WHAT YOU NEED TO DO:
Write the next part of the blog post on leadership and the infinite mindset, starting right after its last line.

In May 2020, I wrote a blog titled “A leader’s infinite mindset inspires.” I’ve continued to reflect on the infinite mindset that is needed in organizations, and one of the most powerful quotes from Simon Sinek’s The Infinite Game describes one way we can measure the long term success of an organization:
“In the Infinite Game, the true value of an organization cannot be measured by the success it has achieved based on a set of arbitrary metrics over arbitrary time frames. The true value of an organization is measured by the desire others have to contribute to that organization’s ability to keep succeeding, not just during the time they are there, but well beyond their own tenure.” (p. 9)
Can you imagine how different organizations world be if leaders focused on improving “the desire others have to contribute to that organization’s ability to keep succeeding, not just during the time they are there, but well beyond their own tenure”? (p. 9)
It’s no secret that humans are motivated by short term outcomes. Leaders can choose to focus on short term metrics or focus on the long term. In reality, leaders set the tone and have a tremendous influence on their organizations and the individuals they are surrounded by.
There are numerous studies that emphasize the importance of quality leadership on organizational and employee performance. In addition, many of us have anecdotally experienced how a manager’s efforts increased or decreased our motivation and job performance.
Gallup has extensively researched team engagement. As Gallup shared in their book, It’s the Manager, the role of the leader is extremely important. Clifton and Harter (2019, p. 12) found that “70% of the variance in team engagement is determined solely by the manager.” When things go wrong, do leaders look at themselves 70% of the time or blame other factors?
Gallup’s (2019) research has led to identifying “The 12 Elements of Great Management” that can be answered by employees to determine the level of engagement of individuals and entire organizations:
- I know what is expected of me at work.
- I have the materials and equipment I need to do my work right.
- At work, I have the opportunity to do what I do best every day.

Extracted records
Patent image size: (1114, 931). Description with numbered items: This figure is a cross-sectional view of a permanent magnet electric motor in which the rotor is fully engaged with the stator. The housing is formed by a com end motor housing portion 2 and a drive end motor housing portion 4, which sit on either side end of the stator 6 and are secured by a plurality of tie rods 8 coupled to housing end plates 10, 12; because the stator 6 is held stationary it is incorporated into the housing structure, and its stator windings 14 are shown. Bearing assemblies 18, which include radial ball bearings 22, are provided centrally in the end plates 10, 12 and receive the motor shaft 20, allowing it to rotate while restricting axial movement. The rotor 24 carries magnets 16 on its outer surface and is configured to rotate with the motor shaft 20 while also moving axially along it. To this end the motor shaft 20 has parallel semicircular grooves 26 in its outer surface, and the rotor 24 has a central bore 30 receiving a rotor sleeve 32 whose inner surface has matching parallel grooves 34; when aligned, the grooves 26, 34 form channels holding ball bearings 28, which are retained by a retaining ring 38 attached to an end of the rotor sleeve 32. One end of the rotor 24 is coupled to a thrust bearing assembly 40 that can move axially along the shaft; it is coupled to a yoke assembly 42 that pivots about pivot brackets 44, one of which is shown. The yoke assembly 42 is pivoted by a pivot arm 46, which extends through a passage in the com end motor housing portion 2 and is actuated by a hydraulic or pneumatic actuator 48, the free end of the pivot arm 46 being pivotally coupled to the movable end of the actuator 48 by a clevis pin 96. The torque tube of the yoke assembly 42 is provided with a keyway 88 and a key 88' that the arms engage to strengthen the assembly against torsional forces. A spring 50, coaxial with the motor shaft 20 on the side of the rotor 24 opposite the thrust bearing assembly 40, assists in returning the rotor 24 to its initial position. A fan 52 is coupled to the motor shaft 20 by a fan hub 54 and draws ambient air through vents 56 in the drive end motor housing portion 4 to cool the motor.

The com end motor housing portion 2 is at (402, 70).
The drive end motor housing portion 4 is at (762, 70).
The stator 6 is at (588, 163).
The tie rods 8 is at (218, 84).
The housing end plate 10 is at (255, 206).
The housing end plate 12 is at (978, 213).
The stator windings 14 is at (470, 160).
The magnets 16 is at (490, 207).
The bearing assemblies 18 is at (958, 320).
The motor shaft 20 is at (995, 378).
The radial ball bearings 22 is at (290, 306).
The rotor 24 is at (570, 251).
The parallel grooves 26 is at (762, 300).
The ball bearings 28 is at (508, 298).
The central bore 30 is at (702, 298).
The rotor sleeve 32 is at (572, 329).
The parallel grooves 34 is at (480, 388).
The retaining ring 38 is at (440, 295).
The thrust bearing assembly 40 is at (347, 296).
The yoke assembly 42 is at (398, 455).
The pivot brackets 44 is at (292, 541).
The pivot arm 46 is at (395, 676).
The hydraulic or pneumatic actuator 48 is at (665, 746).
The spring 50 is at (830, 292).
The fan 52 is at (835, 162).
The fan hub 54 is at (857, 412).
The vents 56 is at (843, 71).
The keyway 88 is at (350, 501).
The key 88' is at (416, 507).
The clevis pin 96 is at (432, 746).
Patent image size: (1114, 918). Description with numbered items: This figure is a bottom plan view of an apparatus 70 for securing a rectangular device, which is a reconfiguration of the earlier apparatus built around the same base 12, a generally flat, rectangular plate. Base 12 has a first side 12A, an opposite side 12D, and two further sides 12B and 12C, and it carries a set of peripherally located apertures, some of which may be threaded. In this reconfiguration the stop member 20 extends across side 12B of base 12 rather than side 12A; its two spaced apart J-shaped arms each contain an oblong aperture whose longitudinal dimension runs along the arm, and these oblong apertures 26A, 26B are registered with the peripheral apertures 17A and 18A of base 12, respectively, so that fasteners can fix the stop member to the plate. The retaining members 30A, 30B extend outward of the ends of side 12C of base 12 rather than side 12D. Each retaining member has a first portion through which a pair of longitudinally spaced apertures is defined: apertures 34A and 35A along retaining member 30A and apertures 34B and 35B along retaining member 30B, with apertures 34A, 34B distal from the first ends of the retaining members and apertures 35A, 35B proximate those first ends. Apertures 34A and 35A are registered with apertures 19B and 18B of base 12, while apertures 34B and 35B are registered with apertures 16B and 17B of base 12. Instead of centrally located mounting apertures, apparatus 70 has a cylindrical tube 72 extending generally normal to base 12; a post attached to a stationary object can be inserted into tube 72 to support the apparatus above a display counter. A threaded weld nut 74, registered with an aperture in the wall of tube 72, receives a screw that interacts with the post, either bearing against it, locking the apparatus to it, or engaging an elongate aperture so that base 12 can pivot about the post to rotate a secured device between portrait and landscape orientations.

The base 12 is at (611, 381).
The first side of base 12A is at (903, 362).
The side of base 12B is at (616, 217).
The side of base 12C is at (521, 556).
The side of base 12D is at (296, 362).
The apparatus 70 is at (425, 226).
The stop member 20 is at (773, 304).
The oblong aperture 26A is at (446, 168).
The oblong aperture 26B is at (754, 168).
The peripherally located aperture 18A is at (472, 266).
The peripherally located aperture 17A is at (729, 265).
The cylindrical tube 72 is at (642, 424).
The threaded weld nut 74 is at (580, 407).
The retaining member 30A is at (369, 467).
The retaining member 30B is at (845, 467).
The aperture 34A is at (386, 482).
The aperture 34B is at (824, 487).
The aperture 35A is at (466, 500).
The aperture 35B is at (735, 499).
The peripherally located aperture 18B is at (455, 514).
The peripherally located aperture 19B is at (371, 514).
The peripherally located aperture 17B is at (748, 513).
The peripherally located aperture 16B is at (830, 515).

ANSWER BELOW:
- In the last seven days, I have received recognition or praise for doing good work.
- My supervisor, or someone at work, seems to care about me as a person.
- There is someone at work who encourages my development.
- At work, my opinions seem to count.
- The mission or purpose of my organization makes me feel my job is important.
- My associates or fellow employees are committed to doing quality work.
- I have a best friend at work.
- In the last six months, someone at work has talked to me about my progress.
- This last year, I have had opportunities at work to learn and grow. (pp. 286-300)
Clifton and Harter (2019) cite numerous studies related to employee engagement and improved organizational outcomes, including profitability, safety, customer satisfaction, productivity, lower employee turnover, and quality.
The Leadership Challenge by James Kouzes and Barry Posner (2017) is considered a classic leadership book by many. Through years of research, the authors have identified “The Five Practices of Exemplary Leadership”:
- Model the Way
- Inspire a Shared Vision
- Challenge the Process
- Enable Others to Act
- Encourage the Heart (2017, p. 12-13)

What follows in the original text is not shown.